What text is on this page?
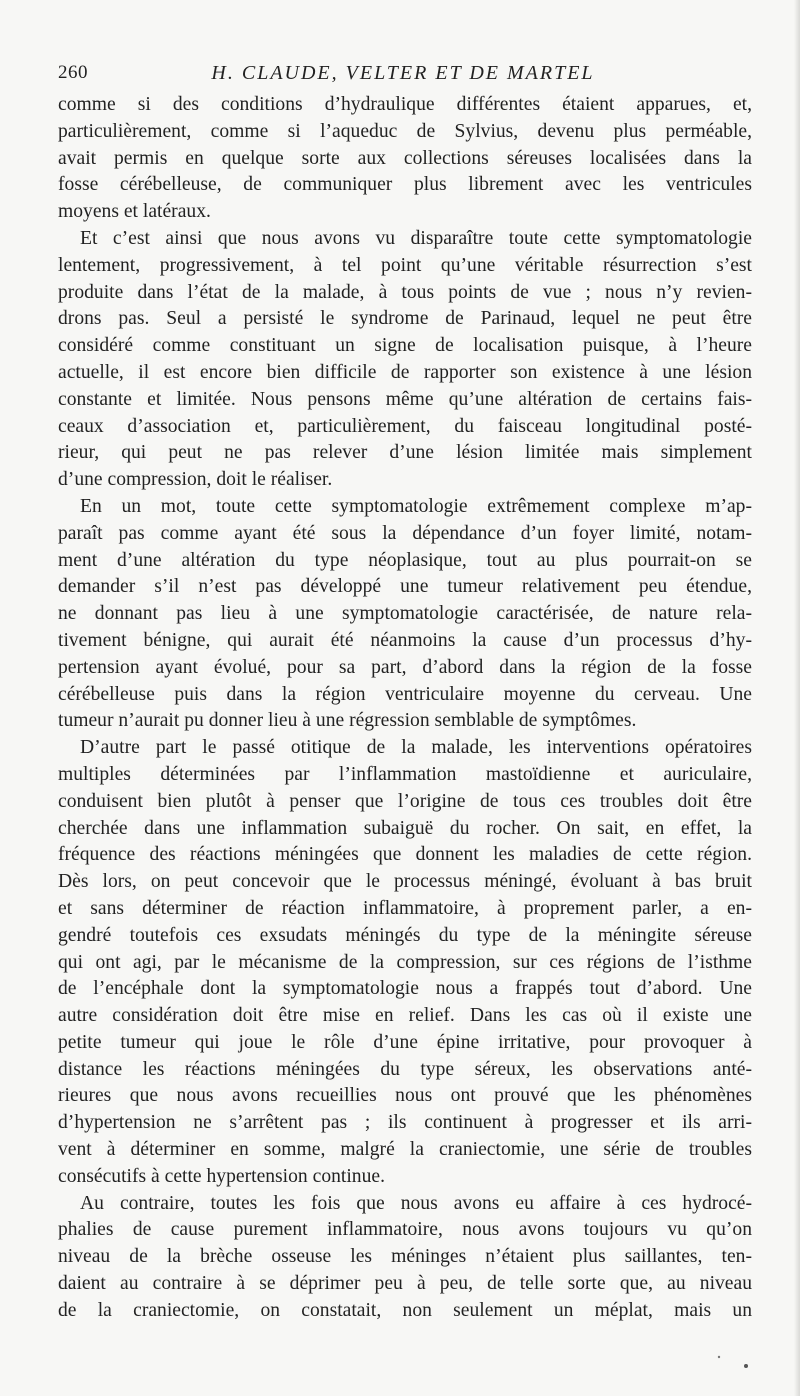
260	H. CLAUDE, VELTER ET DE MARTEL
comme si des conditions d’hydraulique différentes étaient apparues, et,
particulièrement, comme si l’aqueduc de Sylvius, devenu plus perméable,
avait permis en quelque sorte aux collections séreuses localisées dans la
fosse cérébelleuse, de communiquer plus librement avec les ventricules
moyens et latéraux.
Et c’est ainsi que nous avons vu disparaître toute cette symptomatologie
lentement, progressivement, à tel point qu’une véritable résurrection s’est
produite dans l’état de la malade, à tous points de vue ; nous n’y revien-
drons pas. Seul a persisté le syndrome de Parinaud, lequel ne peut être
considéré comme constituant un signe de localisation puisque, à l’heure
actuelle, il est encore bien difficile de rapporter son existence à une lésion
constante et limitée. Nous pensons même qu’une altération de certains fais-
ceaux d’association et, particulièrement, du faisceau longitudinal posté-
rieur, qui peut ne pas relever d’une lésion limitée mais simplement
d’une compression, doit le réaliser.
En un mot, toute cette symptomatologie extrêmement complexe m’ap-
paraît pas comme ayant été sous la dépendance d’un foyer limité, notam-
ment d’une altération du type néoplasique, tout au plus pourrait-on se
demander s’il n’est pas développé une tumeur relativement peu étendue,
ne donnant pas lieu à une symptomatologie caractérisée, de nature rela-
tivement bénigne, qui aurait été néanmoins la cause d’un processus d’hy-
pertension ayant évolué, pour sa part, d’abord dans la région de la fosse
cérébelleuse puis dans la région ventriculaire moyenne du cerveau. Une
tumeur n’aurait pu donner lieu à une régression semblable de symptômes.
D’autre part le passé otitique de la malade, les interventions opératoires
multiples déterminées par l’inflammation mastoïdienne et auriculaire,
conduisent bien plutôt à penser que l’origine de tous ces troubles doit être
cherchée dans une inflammation subaiguë du rocher. On sait, en effet, la
fréquence des réactions méningées que donnent les maladies de cette région.
Dès lors, on peut concevoir que le processus méningé, évoluant à bas bruit
et sans déterminer de réaction inflammatoire, à proprement parler, a en-
gendré toutefois ces exsudats méningés du type de la méningite séreuse
qui ont agi, par le mécanisme de la compression, sur ces régions de l’isthme
de l’encéphale dont la symptomatologie nous a frappés tout d’abord. Une
autre considération doit être mise en relief. Dans les cas où il existe une
petite tumeur qui joue le rôle d’une épine irritative, pour provoquer à
distance les réactions méningées du type séreux, les observations anté-
rieures que nous avons recueillies nous ont prouvé que les phénomènes
d’hypertension ne s’arrêtent pas ; ils continuent à progresser et ils arri-
vent à déterminer en somme, malgré la craniectomie, une série de troubles
consécutifs à cette hypertension continue.
Au contraire, toutes les fois que nous avons eu affaire à ces hydrocé-
phalies de cause purement inflammatoire, nous avons toujours vu qu’on
niveau de la brèche osseuse les méninges n’étaient plus saillantes, ten-
daient au contraire à se déprimer peu à peu, de telle sorte que, au niveau
de la craniectomie, on constatait, non seulement un méplat, mais un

++++

→ **GIVEN TASK**
For the listing above, give the number of lines in which the string "autre" occurs, and nothing else.

→ **EXERCISE SOLUTION**
2